> Given instruction:
Resume the DataFrame walkthrough on the height, weight, and expectancy columns, starting right after its final sentence.

> Supplied text:
########################################
The calculated average value is then assigned to a new column with the same name as the original column but without the prefix 'max_' or 'min_'. This operation effectively replaces the original columns 'height', 'weight', and 'expectancy' with the calculated average values, which could be useful for further analysis or modeling purposes.


In [None]:
for col in ['height','weight','expectancy']:
    df[col] = (df['max_'+col] + df['min_'+col])/2

#### height, weight, expectancy columns for relative position values based on percentile range

We calculate percentiles for 'height', 'weight', and 'expectancy' columns in the DataFrame df using the describe() function.
We create three binary columns ('high_'+col, 'medium_'+col, 'low_'+col) indicating whether the values are higher, within a certain range, or lower than the percentile values.
########################################
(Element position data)
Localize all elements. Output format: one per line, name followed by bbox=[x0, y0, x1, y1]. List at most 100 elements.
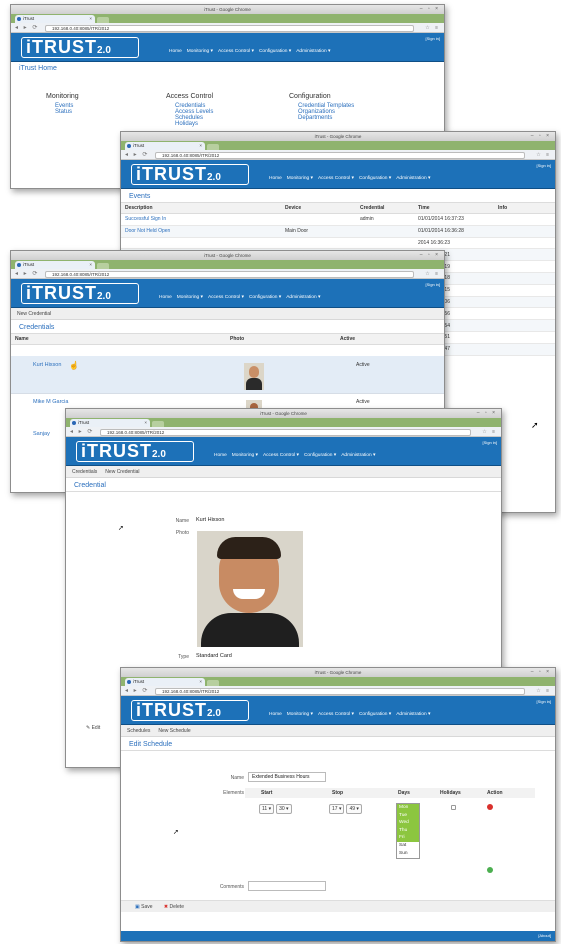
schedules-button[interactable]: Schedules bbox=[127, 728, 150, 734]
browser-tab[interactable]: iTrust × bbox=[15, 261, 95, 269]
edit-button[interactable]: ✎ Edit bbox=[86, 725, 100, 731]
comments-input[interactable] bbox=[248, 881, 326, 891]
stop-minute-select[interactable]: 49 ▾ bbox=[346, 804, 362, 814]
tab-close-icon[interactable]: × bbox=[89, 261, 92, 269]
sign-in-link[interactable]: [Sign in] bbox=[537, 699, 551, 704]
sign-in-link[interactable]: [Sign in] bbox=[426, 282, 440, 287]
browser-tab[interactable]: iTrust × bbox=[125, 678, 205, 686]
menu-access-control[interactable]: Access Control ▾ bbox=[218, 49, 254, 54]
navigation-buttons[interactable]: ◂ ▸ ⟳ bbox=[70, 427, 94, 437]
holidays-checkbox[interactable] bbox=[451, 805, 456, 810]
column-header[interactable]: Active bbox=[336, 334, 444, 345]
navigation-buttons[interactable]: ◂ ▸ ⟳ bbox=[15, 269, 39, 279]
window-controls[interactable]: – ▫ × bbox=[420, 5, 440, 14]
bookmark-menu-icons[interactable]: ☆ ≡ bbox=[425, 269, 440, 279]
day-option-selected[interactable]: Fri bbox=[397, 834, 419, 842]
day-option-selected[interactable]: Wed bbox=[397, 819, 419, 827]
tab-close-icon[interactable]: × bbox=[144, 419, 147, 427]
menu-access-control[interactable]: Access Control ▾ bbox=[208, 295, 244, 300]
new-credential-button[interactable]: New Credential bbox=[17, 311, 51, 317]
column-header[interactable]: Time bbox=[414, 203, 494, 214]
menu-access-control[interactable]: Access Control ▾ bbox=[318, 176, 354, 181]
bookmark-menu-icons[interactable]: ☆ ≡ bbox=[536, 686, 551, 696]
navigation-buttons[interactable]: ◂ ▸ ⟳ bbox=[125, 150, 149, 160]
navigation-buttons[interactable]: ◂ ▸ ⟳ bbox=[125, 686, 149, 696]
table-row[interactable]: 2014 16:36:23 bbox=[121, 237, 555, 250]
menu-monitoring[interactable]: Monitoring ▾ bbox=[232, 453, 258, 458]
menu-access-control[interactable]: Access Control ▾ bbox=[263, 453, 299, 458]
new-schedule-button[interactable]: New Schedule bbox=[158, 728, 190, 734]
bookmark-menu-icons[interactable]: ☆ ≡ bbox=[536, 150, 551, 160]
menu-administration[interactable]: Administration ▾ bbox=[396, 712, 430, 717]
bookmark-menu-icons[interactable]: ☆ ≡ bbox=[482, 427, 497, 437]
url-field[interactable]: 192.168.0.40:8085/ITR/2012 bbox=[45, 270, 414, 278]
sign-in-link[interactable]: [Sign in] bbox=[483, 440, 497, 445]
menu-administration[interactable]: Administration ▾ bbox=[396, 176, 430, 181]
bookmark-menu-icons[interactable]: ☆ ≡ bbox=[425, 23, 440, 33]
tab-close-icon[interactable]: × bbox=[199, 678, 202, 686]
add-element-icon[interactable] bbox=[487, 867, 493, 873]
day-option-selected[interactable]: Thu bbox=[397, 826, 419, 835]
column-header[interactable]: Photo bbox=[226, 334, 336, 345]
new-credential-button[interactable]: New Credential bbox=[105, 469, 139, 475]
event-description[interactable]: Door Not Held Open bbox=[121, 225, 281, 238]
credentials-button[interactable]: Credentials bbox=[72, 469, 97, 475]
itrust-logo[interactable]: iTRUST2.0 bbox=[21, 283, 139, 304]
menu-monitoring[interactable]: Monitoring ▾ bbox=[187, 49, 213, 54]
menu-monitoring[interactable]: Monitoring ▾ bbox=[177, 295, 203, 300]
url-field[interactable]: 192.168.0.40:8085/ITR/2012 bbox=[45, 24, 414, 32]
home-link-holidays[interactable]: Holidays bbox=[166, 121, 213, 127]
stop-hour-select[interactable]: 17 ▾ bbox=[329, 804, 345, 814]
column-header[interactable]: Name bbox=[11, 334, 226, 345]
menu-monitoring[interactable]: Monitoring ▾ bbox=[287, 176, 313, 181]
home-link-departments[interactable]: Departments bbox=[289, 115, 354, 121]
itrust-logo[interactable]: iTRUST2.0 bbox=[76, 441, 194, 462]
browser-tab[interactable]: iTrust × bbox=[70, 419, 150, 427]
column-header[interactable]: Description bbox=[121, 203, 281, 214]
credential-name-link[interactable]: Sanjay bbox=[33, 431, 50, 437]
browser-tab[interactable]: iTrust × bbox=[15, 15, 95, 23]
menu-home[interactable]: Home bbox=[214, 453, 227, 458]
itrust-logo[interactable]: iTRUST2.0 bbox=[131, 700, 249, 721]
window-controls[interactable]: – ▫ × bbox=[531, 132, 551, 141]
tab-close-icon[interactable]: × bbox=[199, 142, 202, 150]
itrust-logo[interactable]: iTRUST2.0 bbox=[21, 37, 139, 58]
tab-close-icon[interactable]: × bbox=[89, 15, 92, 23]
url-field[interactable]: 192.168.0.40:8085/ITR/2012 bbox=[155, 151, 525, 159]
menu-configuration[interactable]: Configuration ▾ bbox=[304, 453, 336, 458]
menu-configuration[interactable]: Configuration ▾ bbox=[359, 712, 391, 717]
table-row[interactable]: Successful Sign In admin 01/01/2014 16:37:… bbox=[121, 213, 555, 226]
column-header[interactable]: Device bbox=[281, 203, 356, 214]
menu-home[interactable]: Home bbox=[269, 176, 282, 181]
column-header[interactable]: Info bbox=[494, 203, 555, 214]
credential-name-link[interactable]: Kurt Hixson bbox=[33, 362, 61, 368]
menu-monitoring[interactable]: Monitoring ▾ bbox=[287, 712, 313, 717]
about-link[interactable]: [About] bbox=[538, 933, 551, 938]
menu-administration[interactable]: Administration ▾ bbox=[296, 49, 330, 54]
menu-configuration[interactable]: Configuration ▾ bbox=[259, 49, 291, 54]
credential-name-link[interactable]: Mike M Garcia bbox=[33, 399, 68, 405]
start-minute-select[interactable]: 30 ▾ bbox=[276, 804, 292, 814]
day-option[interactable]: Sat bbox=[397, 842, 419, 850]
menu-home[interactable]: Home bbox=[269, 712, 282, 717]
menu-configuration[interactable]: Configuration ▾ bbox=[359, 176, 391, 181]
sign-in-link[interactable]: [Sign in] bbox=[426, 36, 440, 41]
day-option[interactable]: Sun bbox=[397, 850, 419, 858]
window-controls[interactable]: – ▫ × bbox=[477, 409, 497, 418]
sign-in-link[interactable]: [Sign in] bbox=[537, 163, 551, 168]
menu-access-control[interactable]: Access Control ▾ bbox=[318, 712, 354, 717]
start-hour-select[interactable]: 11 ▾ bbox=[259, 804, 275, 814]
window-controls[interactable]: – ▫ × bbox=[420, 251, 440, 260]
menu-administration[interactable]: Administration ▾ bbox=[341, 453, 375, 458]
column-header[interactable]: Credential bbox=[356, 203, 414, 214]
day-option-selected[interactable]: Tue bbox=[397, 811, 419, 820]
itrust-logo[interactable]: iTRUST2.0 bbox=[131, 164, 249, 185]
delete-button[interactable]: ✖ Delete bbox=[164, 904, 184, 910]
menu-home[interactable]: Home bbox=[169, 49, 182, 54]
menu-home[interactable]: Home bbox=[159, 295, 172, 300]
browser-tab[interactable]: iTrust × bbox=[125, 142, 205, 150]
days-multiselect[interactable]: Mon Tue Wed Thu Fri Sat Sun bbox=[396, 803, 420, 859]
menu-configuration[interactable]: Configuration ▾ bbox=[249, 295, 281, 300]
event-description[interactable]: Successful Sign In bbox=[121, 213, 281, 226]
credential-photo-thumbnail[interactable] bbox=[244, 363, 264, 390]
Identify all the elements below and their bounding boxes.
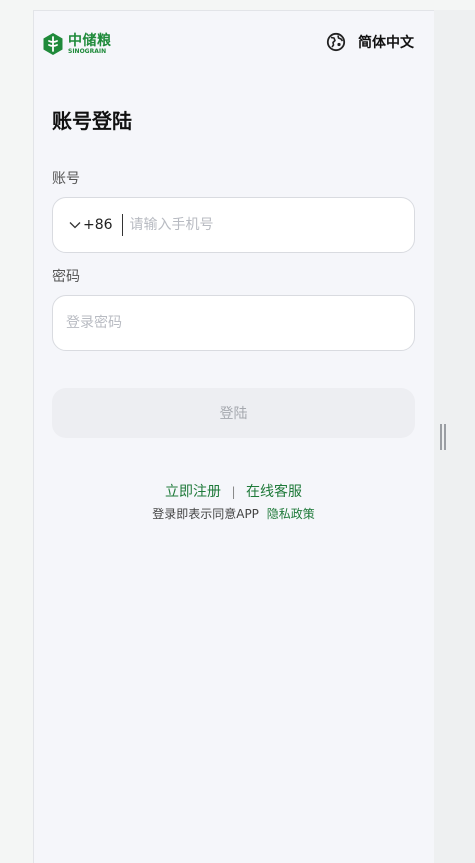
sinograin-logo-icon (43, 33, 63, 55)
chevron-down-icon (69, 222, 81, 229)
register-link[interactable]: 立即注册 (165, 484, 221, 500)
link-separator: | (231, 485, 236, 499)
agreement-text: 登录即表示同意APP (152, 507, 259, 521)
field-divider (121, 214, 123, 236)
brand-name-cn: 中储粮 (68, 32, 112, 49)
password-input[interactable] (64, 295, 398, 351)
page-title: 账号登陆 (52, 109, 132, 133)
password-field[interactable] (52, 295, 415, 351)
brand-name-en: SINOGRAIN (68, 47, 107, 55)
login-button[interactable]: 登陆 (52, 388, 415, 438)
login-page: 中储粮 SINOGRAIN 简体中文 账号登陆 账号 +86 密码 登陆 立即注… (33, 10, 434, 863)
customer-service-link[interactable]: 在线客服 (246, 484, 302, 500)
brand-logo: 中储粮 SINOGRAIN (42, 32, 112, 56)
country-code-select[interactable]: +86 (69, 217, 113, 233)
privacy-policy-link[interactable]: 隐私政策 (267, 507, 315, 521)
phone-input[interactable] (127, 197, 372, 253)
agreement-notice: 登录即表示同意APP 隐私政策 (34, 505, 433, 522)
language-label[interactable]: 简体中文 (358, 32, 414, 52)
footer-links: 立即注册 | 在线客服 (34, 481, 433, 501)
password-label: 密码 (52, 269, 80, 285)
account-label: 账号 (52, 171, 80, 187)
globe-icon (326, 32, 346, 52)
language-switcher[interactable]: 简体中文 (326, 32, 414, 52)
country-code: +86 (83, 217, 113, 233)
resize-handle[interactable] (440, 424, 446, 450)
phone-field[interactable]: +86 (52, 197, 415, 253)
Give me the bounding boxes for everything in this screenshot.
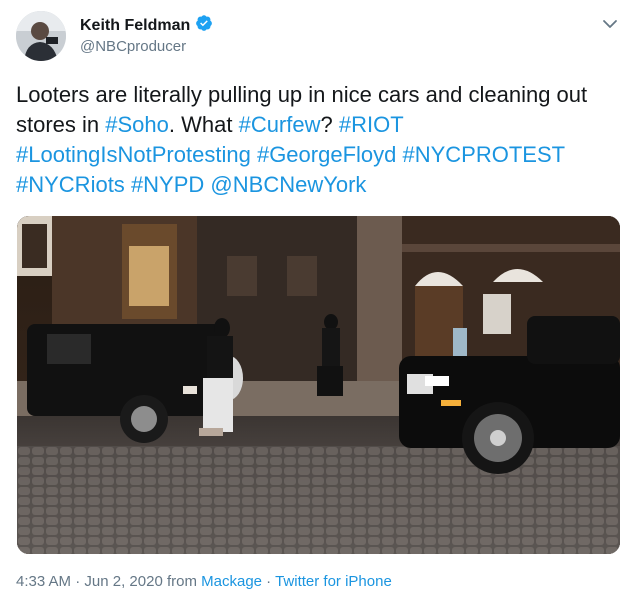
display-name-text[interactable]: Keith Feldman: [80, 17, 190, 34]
########################################
> Exercise result:
In [None]:
for col in ['height','weight','expectancy']:
    temp = df[col].describe(percentiles=[.2,.33,.4,.6,.67,.8])
    df['high_'+col] = df[col].apply(lambda x: x > temp['67%'])
    df['medium_'+col] = df[col].apply(lambda x: temp['33%'] < x < temp['67%'])
    df['low_'+col] = df[col].apply(lambda x: x < temp['33%'])
    

We then create new columns with '_value' suffix (height_value, weight_value, expectancy_value), assigning values based on percentile ranges, and converting them to a list with the original value as the first element and 0 as the second element.

This operation categorizes the values into discrete bins based on percentiles and creates binary columns for relative position.

In [None]:
  df[col+'_value'] = df[col].apply(lambda x: '1' if x >= temp['80%'] else x)
    df[col+'_value'] = df[col+'_value'].apply(lambda x: '.8' if ((type(x)!=str) and (x >= temp['60%']) and (x < temp['80%'])) else x)
    df[col+'_value'] = df[col+'_value'].apply(lambda x: '.6' if ((type(x)!=str) and (x >= temp['40%']) and (x < temp['60%'])) else x)
    df[col+'_value'] = df[col+'_value'].apply(lambda x: '.4' if ((type(x)!=str) and (x >= temp['20%']) and (x < temp['40%'])) else x)
    df[col+'_value'] = df[col+'_value'].apply(lambda x: '.2' if ((type(x)!=str) and (x < temp['20%'])) else x) 
    

    df[col+'_value'] = df[col+'_value'].apply(lambda x: [float(x),0])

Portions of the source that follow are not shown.